> Your objective:
The exercise asks for every line of the data to be reproduced exactly.

------ Listed entries

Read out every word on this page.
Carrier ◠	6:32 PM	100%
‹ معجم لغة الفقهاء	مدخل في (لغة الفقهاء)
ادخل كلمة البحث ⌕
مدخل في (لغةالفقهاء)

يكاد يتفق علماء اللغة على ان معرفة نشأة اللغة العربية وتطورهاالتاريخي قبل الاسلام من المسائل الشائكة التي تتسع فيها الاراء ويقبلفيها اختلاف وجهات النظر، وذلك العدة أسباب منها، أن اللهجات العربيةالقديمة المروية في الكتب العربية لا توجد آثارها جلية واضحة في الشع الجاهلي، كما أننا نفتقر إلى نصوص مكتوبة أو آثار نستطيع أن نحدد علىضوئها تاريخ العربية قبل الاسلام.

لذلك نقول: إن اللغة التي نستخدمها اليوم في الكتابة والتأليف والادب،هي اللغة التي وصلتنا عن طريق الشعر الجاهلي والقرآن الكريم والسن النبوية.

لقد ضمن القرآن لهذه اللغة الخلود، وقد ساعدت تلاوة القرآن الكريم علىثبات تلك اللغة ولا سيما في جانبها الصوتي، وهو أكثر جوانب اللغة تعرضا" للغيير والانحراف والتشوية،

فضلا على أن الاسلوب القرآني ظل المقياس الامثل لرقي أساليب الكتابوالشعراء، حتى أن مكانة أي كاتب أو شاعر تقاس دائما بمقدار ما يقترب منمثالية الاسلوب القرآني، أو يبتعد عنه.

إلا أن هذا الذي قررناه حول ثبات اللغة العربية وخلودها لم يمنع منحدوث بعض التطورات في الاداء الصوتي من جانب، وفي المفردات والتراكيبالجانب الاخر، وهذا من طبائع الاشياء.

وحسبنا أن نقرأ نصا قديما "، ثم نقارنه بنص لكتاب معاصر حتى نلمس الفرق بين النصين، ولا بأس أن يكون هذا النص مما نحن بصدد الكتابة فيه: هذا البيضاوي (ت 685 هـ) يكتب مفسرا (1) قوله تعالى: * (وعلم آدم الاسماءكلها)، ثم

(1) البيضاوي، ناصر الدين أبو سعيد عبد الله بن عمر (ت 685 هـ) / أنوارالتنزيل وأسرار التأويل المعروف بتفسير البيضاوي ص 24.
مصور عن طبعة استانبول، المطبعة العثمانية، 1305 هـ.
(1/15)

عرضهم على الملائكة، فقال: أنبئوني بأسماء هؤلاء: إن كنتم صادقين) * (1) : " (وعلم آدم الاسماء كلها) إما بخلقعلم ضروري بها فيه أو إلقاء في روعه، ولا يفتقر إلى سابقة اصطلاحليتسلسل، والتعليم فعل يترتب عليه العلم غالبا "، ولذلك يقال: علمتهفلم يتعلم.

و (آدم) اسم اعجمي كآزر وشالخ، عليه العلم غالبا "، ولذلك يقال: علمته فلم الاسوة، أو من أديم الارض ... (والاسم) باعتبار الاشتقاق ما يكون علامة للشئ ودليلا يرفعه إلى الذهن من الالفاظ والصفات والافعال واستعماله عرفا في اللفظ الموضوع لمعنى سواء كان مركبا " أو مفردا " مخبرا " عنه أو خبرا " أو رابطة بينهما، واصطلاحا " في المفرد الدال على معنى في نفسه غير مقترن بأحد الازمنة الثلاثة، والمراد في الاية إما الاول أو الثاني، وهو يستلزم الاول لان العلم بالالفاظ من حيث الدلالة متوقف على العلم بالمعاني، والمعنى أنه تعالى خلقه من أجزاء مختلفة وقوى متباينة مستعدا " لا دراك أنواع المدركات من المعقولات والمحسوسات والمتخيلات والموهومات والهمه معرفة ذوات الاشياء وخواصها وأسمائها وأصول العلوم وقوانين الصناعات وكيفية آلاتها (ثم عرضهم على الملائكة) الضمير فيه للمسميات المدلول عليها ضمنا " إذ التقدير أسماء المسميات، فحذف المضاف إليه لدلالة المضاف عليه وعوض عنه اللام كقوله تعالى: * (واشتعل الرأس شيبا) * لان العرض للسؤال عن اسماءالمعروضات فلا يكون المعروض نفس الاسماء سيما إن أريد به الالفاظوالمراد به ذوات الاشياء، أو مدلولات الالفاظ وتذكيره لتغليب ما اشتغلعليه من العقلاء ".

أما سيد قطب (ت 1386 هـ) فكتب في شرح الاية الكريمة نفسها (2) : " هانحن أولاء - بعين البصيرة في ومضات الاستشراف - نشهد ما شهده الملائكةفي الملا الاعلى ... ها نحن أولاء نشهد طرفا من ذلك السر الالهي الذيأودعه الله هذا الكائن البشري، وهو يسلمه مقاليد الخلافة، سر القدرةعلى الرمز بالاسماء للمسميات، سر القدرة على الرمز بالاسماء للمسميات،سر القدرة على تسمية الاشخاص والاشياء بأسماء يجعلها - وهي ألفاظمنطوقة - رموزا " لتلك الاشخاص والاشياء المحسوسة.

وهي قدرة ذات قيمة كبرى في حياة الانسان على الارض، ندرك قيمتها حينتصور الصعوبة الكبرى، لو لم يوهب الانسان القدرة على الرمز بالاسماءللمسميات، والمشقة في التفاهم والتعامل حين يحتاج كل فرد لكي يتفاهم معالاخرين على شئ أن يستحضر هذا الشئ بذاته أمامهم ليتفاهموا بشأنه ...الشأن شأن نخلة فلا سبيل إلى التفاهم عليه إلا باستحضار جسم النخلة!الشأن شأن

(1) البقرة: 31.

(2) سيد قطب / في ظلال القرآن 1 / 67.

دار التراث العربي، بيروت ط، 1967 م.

------------

> In response:
Read out every word on this page.
Carrier ◠	6:32 PM	100%
‹ معجم لغة الفقهاء	مدخل في (لغة الفقهاء)
ادخل كلمة البحث ⌕
مدخل في (لغةالفقهاء)

يكاد يتفق علماء اللغة على ان معرفة نشأة اللغة العربية وتطورهاالتاريخي قبل الاسلام من المسائل الشائكة التي تتسع فيها الاراء ويقبلفيها اختلاف وجهات النظر، وذلك العدة أسباب منها، أن اللهجات العربيةالقديمة المروية في الكتب العربية لا توجد آثارها جلية واضحة في الشع الجاهلي، كما أننا نفتقر إلى نصوص مكتوبة أو آثار نستطيع أن نحدد علىضوئها تاريخ العربية قبل الاسلام.

لذلك نقول: إن اللغة التي نستخدمها اليوم في الكتابة والتأليف والادب،هي اللغة التي وصلتنا عن طريق الشعر الجاهلي والقرآن الكريم والسن النبوية.

لقد ضمن القرآن لهذه اللغة الخلود، وقد ساعدت تلاوة القرآن الكريم علىثبات تلك اللغة ولا سيما في جانبها الصوتي، وهو أكثر جوانب اللغة تعرضا" للغيير والانحراف والتشوية،

فضلا على أن الاسلوب القرآني ظل المقياس الامثل لرقي أساليب الكتابوالشعراء، حتى أن مكانة أي كاتب أو شاعر تقاس دائما بمقدار ما يقترب منمثالية الاسلوب القرآني، أو يبتعد عنه.

إلا أن هذا الذي قررناه حول ثبات اللغة العربية وخلودها لم يمنع منحدوث بعض التطورات في الاداء الصوتي من جانب، وفي المفردات والتراكيبالجانب الاخر، وهذا من طبائع الاشياء.

وحسبنا أن نقرأ نصا قديما "، ثم نقارنه بنص لكتاب معاصر حتى نلمس الفرق بين النصين، ولا بأس أن يكون هذا النص مما نحن بصدد الكتابة فيه: هذا البيضاوي (ت 685 هـ) يكتب مفسرا (1) قوله تعالى: * (وعلم آدم الاسماءكلها)، ثم

(1) البيضاوي، ناصر الدين أبو سعيد عبد الله بن عمر (ت 685 هـ) / أنوارالتنزيل وأسرار التأويل المعروف بتفسير البيضاوي ص 24.
مصور عن طبعة استانبول، المطبعة العثمانية، 1305 هـ.
(1/15)

عرضهم على الملائكة، فقال: أنبئوني بأسماء هؤلاء: إن كنتم صادقين) * (1) : " (وعلم آدم الاسماء كلها) إما بخلقعلم ضروري بها فيه أو إلقاء في روعه، ولا يفتقر إلى سابقة اصطلاحليتسلسل، والتعليم فعل يترتب عليه العلم غالبا "، ولذلك يقال: علمتهفلم يتعلم.

و (آدم) اسم اعجمي كآزر وشالخ، عليه العلم غالبا "، ولذلك يقال: علمته فلم الاسوة، أو من أديم الارض ... (والاسم) باعتبار الاشتقاق ما يكون علامة للشئ ودليلا يرفعه إلى الذهن من الالفاظ والصفات والافعال واستعماله عرفا في اللفظ الموضوع لمعنى سواء كان مركبا " أو مفردا " مخبرا " عنه أو خبرا " أو رابطة بينهما، واصطلاحا " في المفرد الدال على معنى في نفسه غير مقترن بأحد الازمنة الثلاثة، والمراد في الاية إما الاول أو الثاني، وهو يستلزم الاول لان العلم بالالفاظ من حيث الدلالة متوقف على العلم بالمعاني، والمعنى أنه تعالى خلقه من أجزاء مختلفة وقوى متباينة مستعدا " لا دراك أنواع المدركات من المعقولات والمحسوسات والمتخيلات والموهومات والهمه معرفة ذوات الاشياء وخواصها وأسمائها وأصول العلوم وقوانين الصناعات وكيفية آلاتها (ثم عرضهم على الملائكة) الضمير فيه للمسميات المدلول عليها ضمنا " إذ التقدير أسماء المسميات، فحذف المضاف إليه لدلالة المضاف عليه وعوض عنه اللام كقوله تعالى: * (واشتعل الرأس شيبا) * لان العرض للسؤال عن اسماءالمعروضات فلا يكون المعروض نفس الاسماء سيما إن أريد به الالفاظوالمراد به ذوات الاشياء، أو مدلولات الالفاظ وتذكيره لتغليب ما اشتغلعليه من العقلاء ".

أما سيد قطب (ت 1386 هـ) فكتب في شرح الاية الكريمة نفسها (2) : " هانحن أولاء - بعين البصيرة في ومضات الاستشراف - نشهد ما شهده الملائكةفي الملا الاعلى ... ها نحن أولاء نشهد طرفا من ذلك السر الالهي الذيأودعه الله هذا الكائن البشري، وهو يسلمه مقاليد الخلافة، سر القدرةعلى الرمز بالاسماء للمسميات، سر القدرة على الرمز بالاسماء للمسميات،سر القدرة على تسمية الاشخاص والاشياء بأسماء يجعلها - وهي ألفاظمنطوقة - رموزا " لتلك الاشخاص والاشياء المحسوسة.

وهي قدرة ذات قيمة كبرى في حياة الانسان على الارض، ندرك قيمتها حينتصور الصعوبة الكبرى، لو لم يوهب الانسان القدرة على الرمز بالاسماءللمسميات، والمشقة في التفاهم والتعامل حين يحتاج كل فرد لكي يتفاهم معالاخرين على شئ أن يستحضر هذا الشئ بذاته أمامهم ليتفاهموا بشأنه ...الشأن شأن نخلة فلا سبيل إلى التفاهم عليه إلا باستحضار جسم النخلة!الشأن شأن

(1) البقرة: 31.

(2) سيد قطب / في ظلال القرآن 1 / 67.

دار التراث العربي، بيروت ط، 1967 م.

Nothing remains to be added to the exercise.